══ Exercise material
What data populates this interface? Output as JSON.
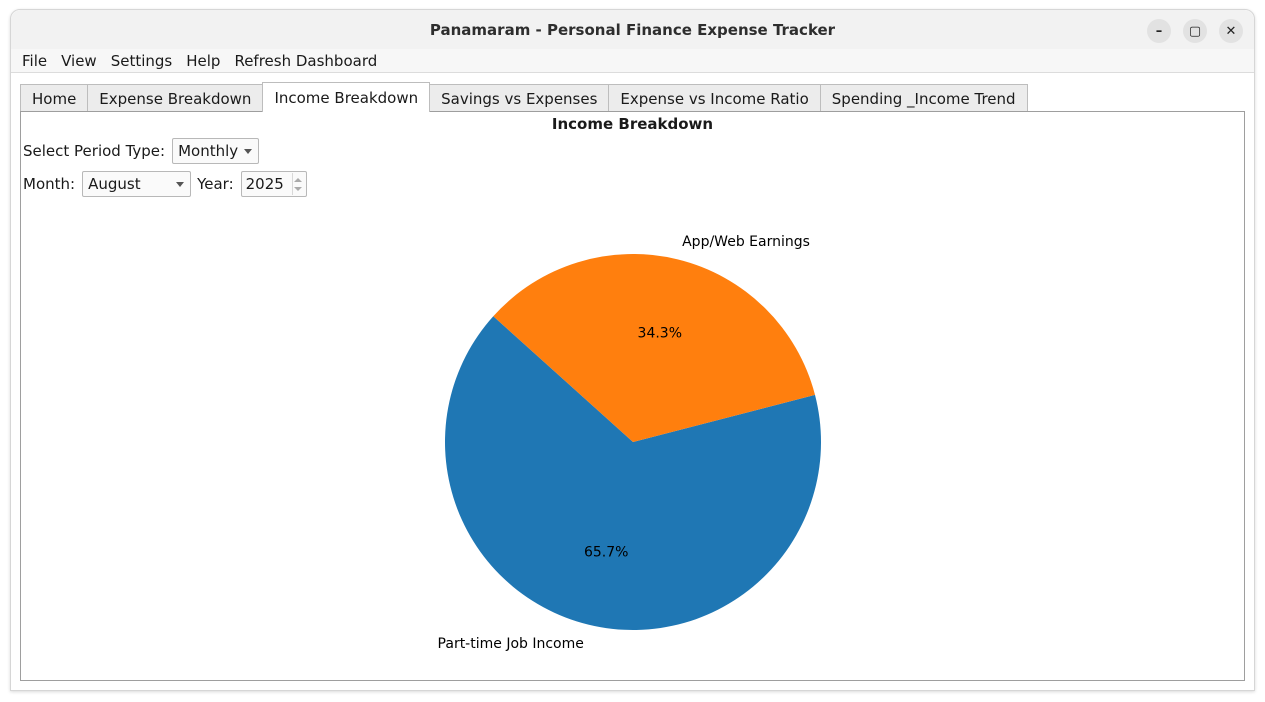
{
  "window": {
    "title": "Panamaram - Personal Finance Expense Tracker",
    "controls": {
      "minimize": "–",
      "maximize": "▢",
      "close": "✕"
    }
  },
  "menu": [
    "File",
    "View",
    "Settings",
    "Help",
    "Refresh Dashboard"
  ],
  "tabs": [
    {
      "label": "Home"
    },
    {
      "label": "Expense Breakdown"
    },
    {
      "label": "Income Breakdown",
      "active": true
    },
    {
      "label": "Savings vs Expenses"
    },
    {
      "label": "Expense vs Income Ratio"
    },
    {
      "label": "Spending _Income Trend"
    }
  ],
  "panel": {
    "title": "Income Breakdown",
    "period_label": "Select Period Type:",
    "period_value": "Monthly",
    "month_label": "Month:",
    "month_value": "August",
    "year_label": "Year:",
    "year_value": "2025"
  },
  "chart_data": {
    "type": "pie",
    "title": "",
    "slices": [
      {
        "label": "Part-time Job Income",
        "value": 65.7,
        "pct_label": "65.7%",
        "color": "#1f77b4"
      },
      {
        "label": "App/Web Earnings",
        "value": 34.3,
        "pct_label": "34.3%",
        "color": "#ff7f0e"
      }
    ]
  }
}
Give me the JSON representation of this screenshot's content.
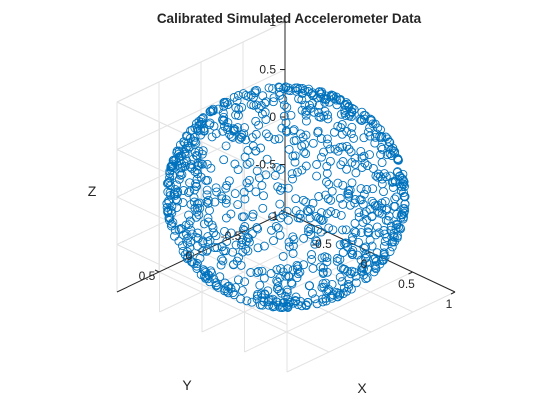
{
  "chart_data": {
    "type": "scatter",
    "title": "Calibrated Simulated Accelerometer Data",
    "xlabel": "X",
    "ylabel": "Y",
    "zlabel": "Z",
    "xlim": [
      -1,
      1
    ],
    "ylim": [
      -1,
      1
    ],
    "zlim": [
      -1,
      1
    ],
    "xticks": [
      -0.5,
      0,
      0.5,
      1
    ],
    "xtick_labels": [
      "-0.5",
      "0",
      "0.5",
      "1"
    ],
    "yticks": [
      -1,
      -0.5,
      0,
      0.5
    ],
    "ytick_labels": [
      "-1",
      "-0.5",
      "0",
      "0.5"
    ],
    "zticks": [
      -0.5,
      0,
      0.5,
      1
    ],
    "ztick_labels": [
      "-0.5",
      "0",
      "0.5",
      "1"
    ],
    "grid": true,
    "marker": "circle",
    "marker_color": "#0072BD",
    "series": [
      {
        "distribution": "points uniformly spread on the unit sphere x^2 + y^2 + z^2 = 1",
        "point_count": 1000,
        "center": [
          0,
          0,
          0
        ],
        "radius": 1
      }
    ]
  }
}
════
--- What to produce ---
Write out the full set of lines verbatim, without the pictures.

--- Exercise solution ---
What data populates this interface? Output as JSON.
{
  "window": {
    "title": "Panamaram - Personal Finance Expense Tracker",
    "controls": {
      "minimize": "–",
      "maximize": "▢",
      "close": "✕"
    }
  },
  "menu": [
    "File",
    "View",
    "Settings",
    "Help",
    "Refresh Dashboard"
  ],
  "tabs": [
    {
      "label": "Home"
    },
    {
      "label": "Expense Breakdown"
    },
    {
      "label": "Income Breakdown",
      "active": true
    },
    {
      "label": "Savings vs Expenses"
    },
    {
      "label": "Expense vs Income Ratio"
    },
    {
      "label": "Spending _Income Trend"
    }
  ],
  "panel": {
    "title": "Income Breakdown",
    "period_label": "Select Period Type:",
    "period_value": "Monthly",
    "month_label": "Month:",
    "month_value": "August",
    "year_label": "Year:",
    "year_value": "2025"
  },
  "chart_data": {
    "type": "pie",
    "title": "",
    "slices": [
      {
        "label": "Part-time Job Income",
        "value": 65.7,
        "pct_label": "65.7%",
        "color": "#1f77b4"
      },
      {
        "label": "App/Web Earnings",
        "value": 34.3,
        "pct_label": "34.3%",
        "color": "#ff7f0e"
      }
    ]
  }
}
Give me the JSON representation of this screenshot's content.
{
  "chart_data": {
    "type": "scatter",
    "title": "Calibrated Simulated Accelerometer Data",
    "xlabel": "X",
    "ylabel": "Y",
    "zlabel": "Z",
    "xlim": [
      -1,
      1
    ],
    "ylim": [
      -1,
      1
    ],
    "zlim": [
      -1,
      1
    ],
    "xticks": [
      -0.5,
      0,
      0.5,
      1
    ],
    "xtick_labels": [
      "-0.5",
      "0",
      "0.5",
      "1"
    ],
    "yticks": [
      -1,
      -0.5,
      0,
      0.5
    ],
    "ytick_labels": [
      "-1",
      "-0.5",
      "0",
      "0.5"
    ],
    "zticks": [
      -0.5,
      0,
      0.5,
      1
    ],
    "ztick_labels": [
      "-0.5",
      "0",
      "0.5",
      "1"
    ],
    "grid": true,
    "marker": "circle",
    "marker_color": "#0072BD",
    "series": [
      {
        "distribution": "points uniformly spread on the unit sphere x^2 + y^2 + z^2 = 1",
        "point_count": 1000,
        "center": [
          0,
          0,
          0
        ],
        "radius": 1
      }
    ]
  }
}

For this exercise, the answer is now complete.